• _Collected data_:
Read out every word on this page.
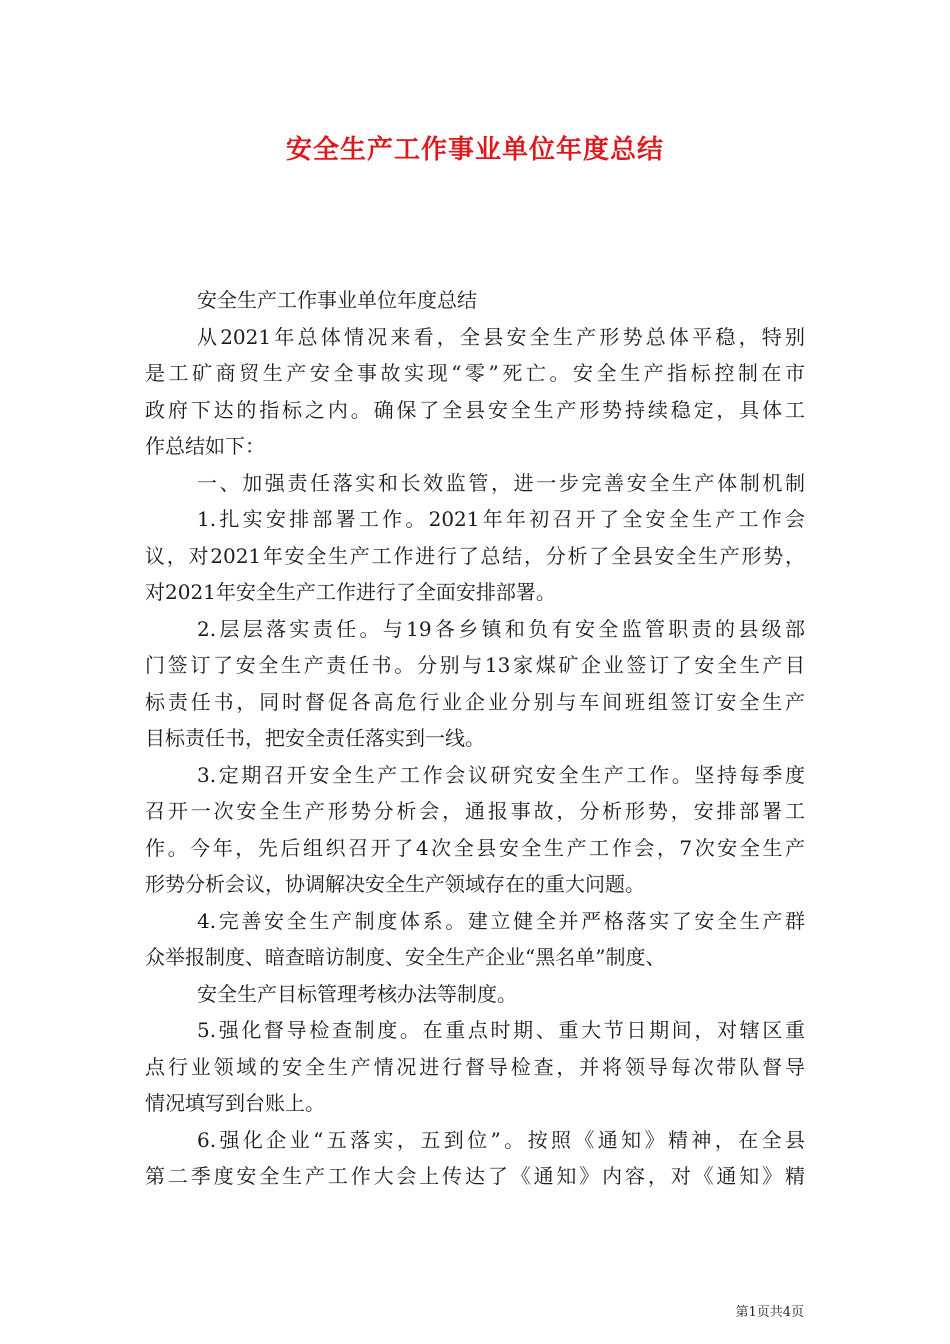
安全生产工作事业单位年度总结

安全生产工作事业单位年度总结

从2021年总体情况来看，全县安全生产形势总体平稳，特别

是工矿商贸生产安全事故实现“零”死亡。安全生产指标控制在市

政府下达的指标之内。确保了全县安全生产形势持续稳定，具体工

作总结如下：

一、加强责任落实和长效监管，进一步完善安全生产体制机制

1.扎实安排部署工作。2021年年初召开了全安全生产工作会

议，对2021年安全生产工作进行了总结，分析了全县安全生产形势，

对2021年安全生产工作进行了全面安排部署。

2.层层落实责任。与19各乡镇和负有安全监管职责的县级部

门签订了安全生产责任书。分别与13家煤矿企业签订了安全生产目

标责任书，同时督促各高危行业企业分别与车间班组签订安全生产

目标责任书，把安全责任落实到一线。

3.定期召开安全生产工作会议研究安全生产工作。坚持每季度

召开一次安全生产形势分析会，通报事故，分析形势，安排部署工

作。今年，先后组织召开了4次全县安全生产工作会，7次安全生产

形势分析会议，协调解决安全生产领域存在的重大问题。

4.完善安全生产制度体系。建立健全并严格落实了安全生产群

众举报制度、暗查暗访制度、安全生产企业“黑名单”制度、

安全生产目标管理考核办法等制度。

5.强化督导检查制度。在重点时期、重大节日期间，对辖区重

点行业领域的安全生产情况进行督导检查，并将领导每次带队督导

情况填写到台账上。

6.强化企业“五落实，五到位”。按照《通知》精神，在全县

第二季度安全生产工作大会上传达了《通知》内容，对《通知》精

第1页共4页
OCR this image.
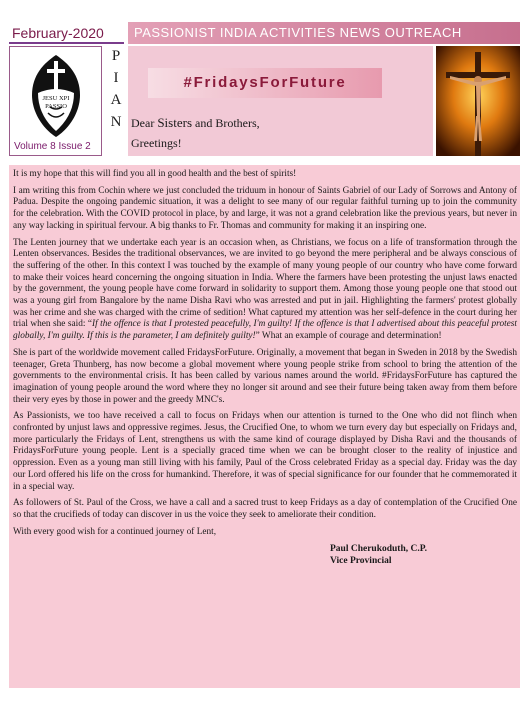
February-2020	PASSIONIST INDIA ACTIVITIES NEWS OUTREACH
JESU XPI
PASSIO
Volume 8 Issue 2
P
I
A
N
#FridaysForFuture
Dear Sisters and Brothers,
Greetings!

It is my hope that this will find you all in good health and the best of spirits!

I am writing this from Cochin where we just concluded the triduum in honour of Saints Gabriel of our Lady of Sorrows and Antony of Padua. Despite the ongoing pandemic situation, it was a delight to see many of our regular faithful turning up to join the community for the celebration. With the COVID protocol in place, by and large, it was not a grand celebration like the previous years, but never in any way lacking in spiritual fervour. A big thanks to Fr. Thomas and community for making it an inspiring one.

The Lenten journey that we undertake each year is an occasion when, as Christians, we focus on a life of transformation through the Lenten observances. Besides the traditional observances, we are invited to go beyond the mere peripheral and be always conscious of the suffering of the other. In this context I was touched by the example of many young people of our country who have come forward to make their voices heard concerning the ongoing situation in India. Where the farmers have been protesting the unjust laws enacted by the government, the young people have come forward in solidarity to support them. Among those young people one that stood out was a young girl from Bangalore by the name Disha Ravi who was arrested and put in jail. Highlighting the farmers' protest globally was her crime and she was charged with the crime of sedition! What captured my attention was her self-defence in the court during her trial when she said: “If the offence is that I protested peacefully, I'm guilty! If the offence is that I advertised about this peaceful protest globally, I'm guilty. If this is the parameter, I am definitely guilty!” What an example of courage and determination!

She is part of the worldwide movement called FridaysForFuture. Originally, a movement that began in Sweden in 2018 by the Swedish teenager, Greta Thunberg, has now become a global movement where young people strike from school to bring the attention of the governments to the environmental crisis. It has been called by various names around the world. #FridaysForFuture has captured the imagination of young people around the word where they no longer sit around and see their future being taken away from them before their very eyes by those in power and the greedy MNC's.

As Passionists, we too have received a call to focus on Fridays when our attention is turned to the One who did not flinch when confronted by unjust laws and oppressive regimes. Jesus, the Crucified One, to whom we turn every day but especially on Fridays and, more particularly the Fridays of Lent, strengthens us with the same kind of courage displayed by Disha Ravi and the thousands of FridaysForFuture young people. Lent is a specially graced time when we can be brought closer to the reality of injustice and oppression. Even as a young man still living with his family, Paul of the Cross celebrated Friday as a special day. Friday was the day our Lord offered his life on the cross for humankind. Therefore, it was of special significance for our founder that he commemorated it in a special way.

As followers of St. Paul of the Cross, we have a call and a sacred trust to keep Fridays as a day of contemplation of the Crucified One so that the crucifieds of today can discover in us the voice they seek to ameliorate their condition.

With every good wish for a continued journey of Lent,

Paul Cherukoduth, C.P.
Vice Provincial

---

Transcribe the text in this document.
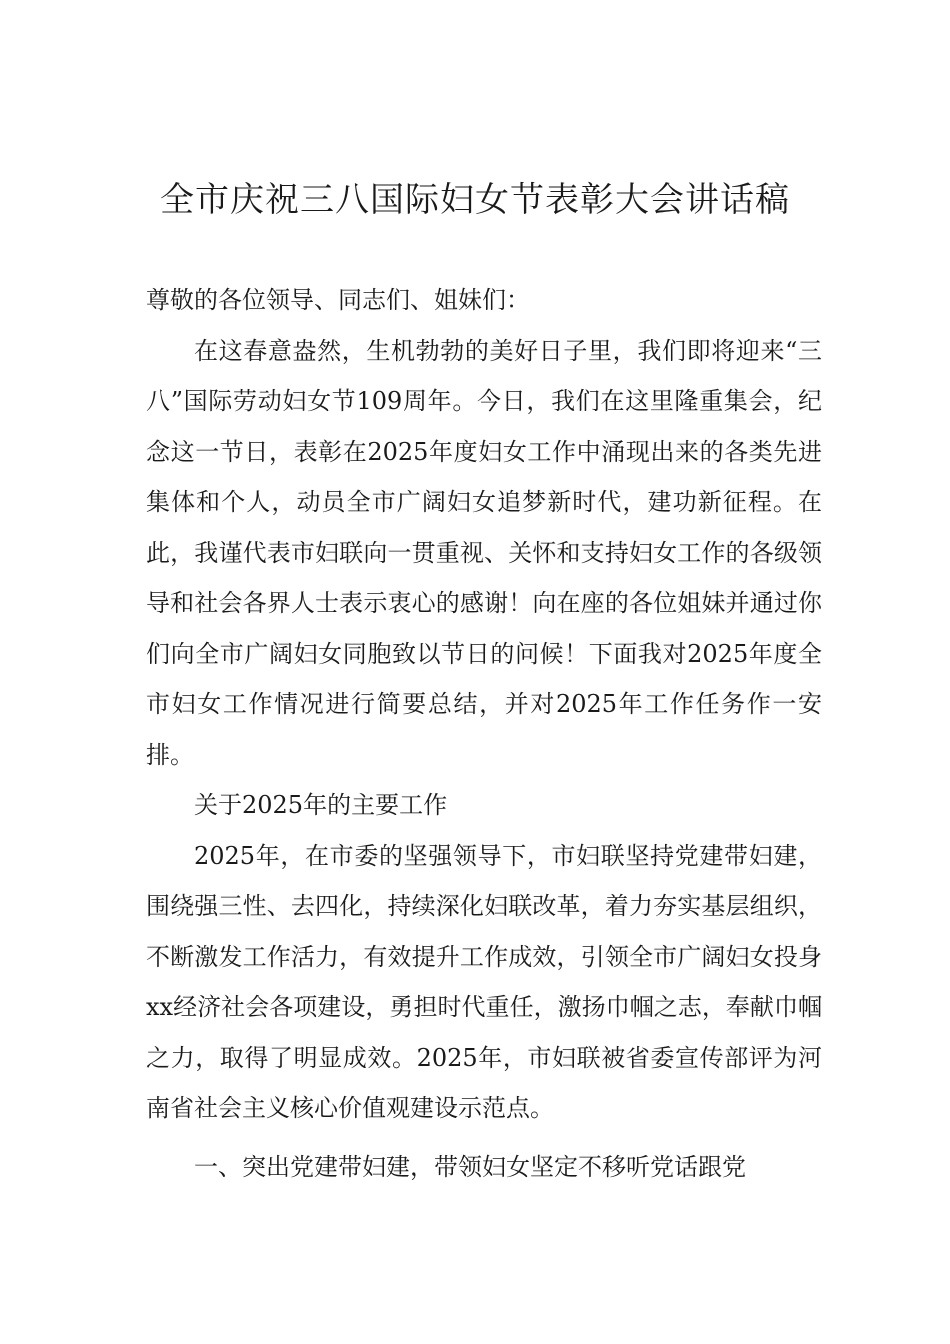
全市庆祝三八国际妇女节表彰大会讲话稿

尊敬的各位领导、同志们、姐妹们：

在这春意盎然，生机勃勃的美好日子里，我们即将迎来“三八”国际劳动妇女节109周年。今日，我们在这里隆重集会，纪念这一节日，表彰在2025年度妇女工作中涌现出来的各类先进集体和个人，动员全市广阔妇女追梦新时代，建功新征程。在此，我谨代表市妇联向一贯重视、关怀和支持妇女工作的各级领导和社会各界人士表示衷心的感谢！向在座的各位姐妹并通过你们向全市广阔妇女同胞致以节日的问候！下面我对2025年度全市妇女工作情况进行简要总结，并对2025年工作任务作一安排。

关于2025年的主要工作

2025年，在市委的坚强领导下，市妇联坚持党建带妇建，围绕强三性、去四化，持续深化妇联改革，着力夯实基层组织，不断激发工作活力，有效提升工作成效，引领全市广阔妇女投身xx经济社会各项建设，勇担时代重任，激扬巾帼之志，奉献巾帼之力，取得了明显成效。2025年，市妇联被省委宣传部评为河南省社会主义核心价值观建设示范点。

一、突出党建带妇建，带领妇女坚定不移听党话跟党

...

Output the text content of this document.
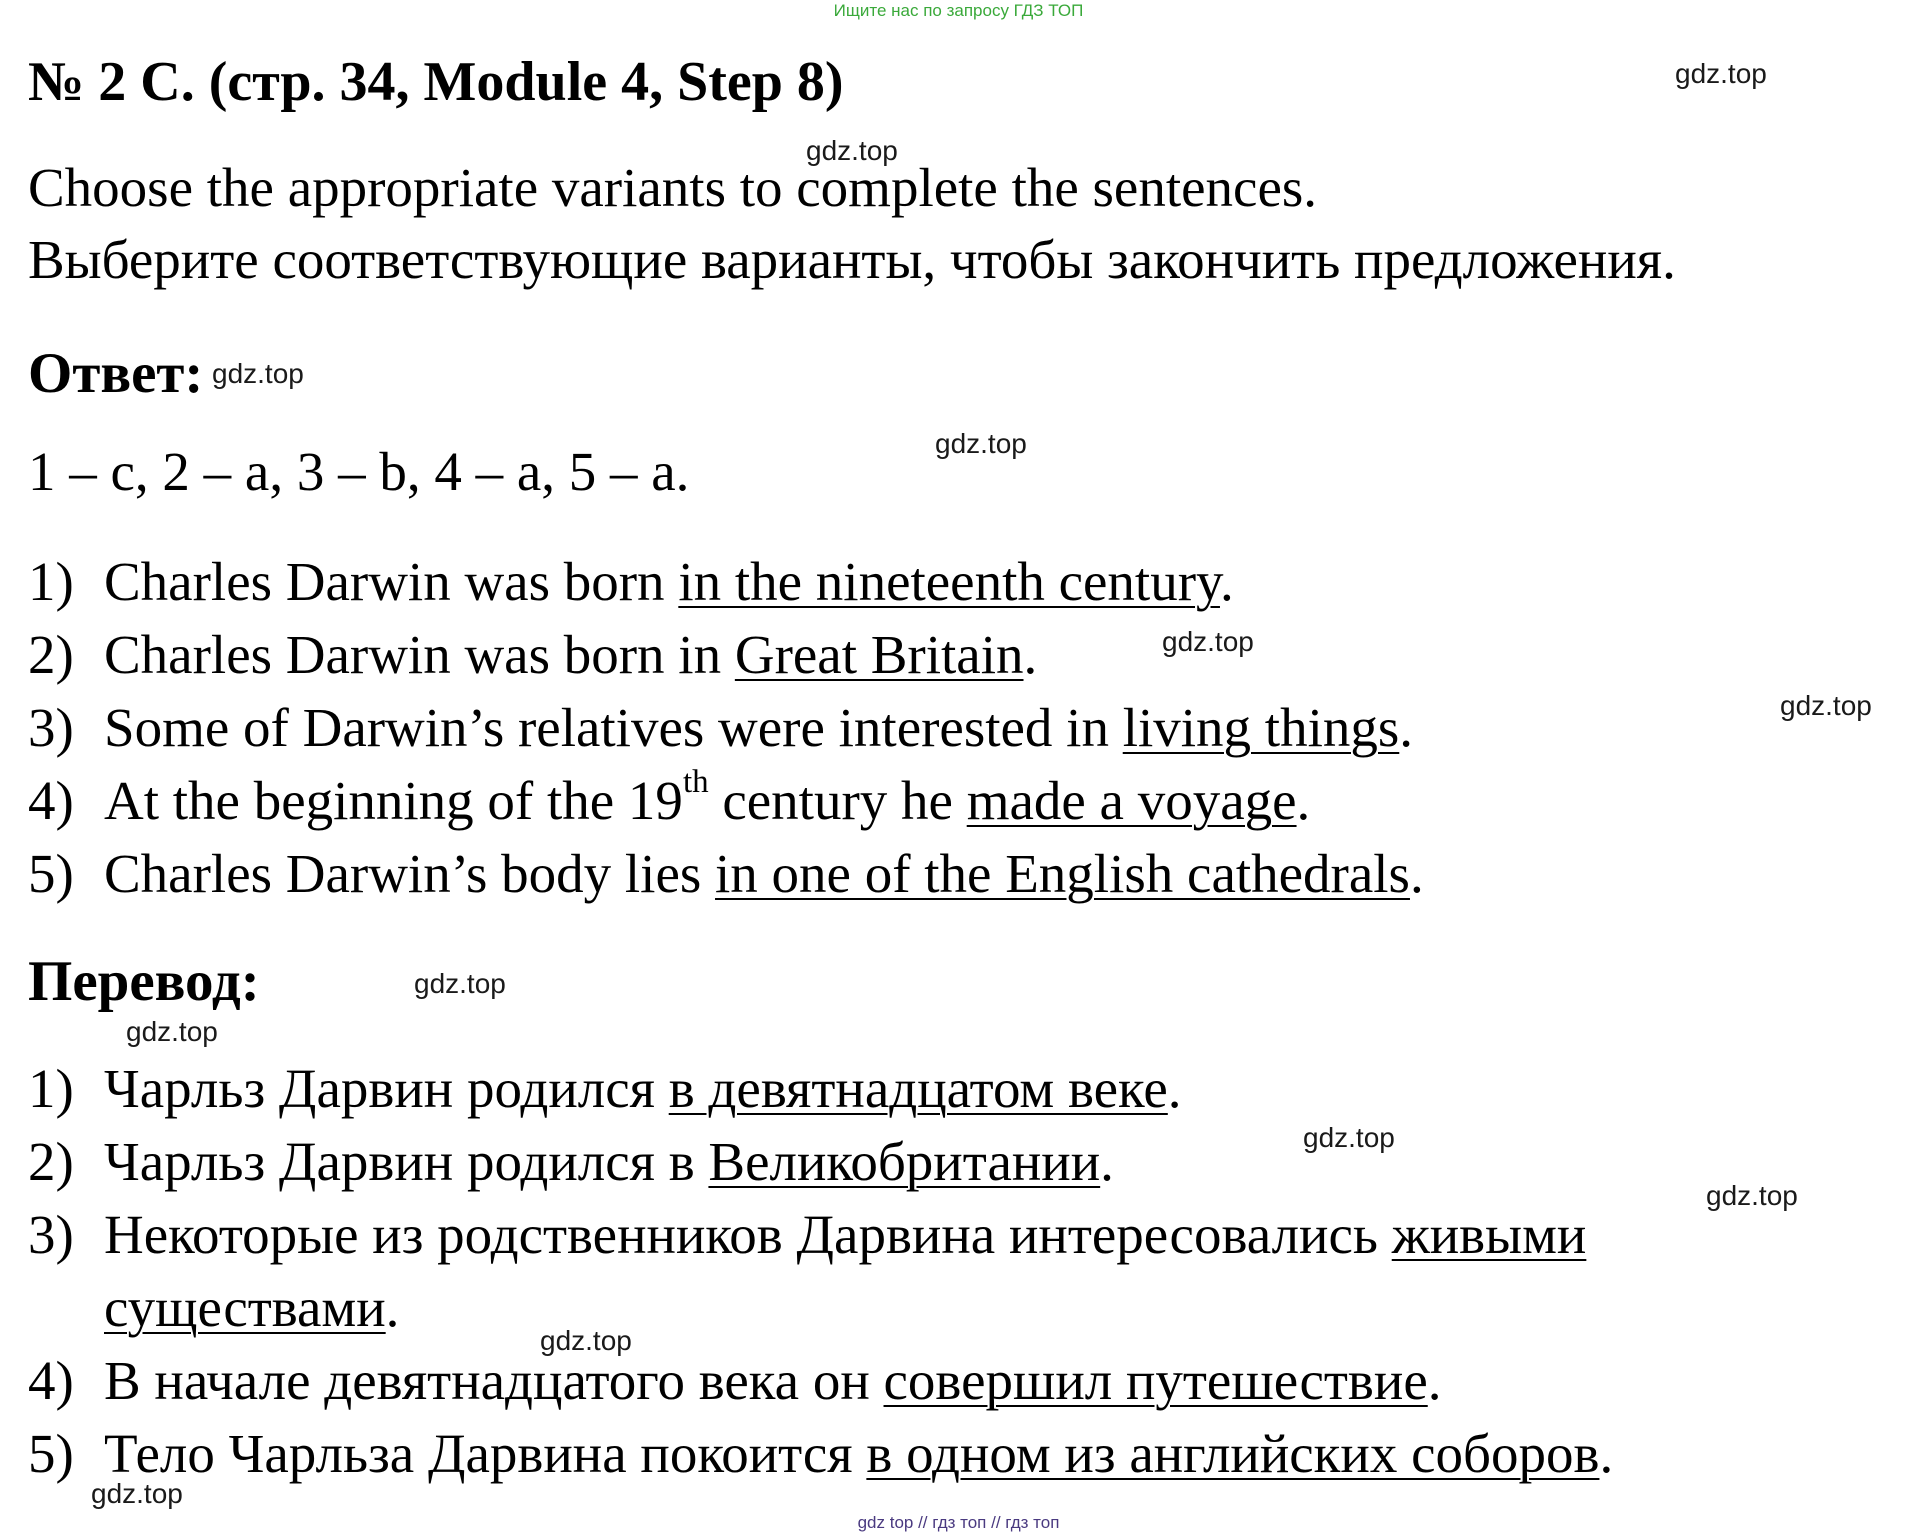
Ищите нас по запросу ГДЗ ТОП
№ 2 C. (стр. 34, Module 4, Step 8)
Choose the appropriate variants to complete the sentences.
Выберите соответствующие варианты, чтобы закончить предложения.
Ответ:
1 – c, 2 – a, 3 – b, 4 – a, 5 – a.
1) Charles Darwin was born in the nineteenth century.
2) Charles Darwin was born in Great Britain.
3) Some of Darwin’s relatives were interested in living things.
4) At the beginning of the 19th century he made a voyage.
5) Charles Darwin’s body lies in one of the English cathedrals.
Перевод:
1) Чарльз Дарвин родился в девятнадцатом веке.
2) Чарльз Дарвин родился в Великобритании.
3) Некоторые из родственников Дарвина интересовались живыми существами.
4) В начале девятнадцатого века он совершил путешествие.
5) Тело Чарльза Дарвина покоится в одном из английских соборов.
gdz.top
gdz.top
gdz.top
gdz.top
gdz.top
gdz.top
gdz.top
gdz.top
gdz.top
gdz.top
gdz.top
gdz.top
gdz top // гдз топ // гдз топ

• _What you have to do_: Return each line in the records that holds the string "Charles".

• _Response for this exercise_:
1) Charles Darwin was born in the nineteenth century.
2) Charles Darwin was born in Great Britain.
5) Charles Darwin’s body lies in one of the English cathedrals.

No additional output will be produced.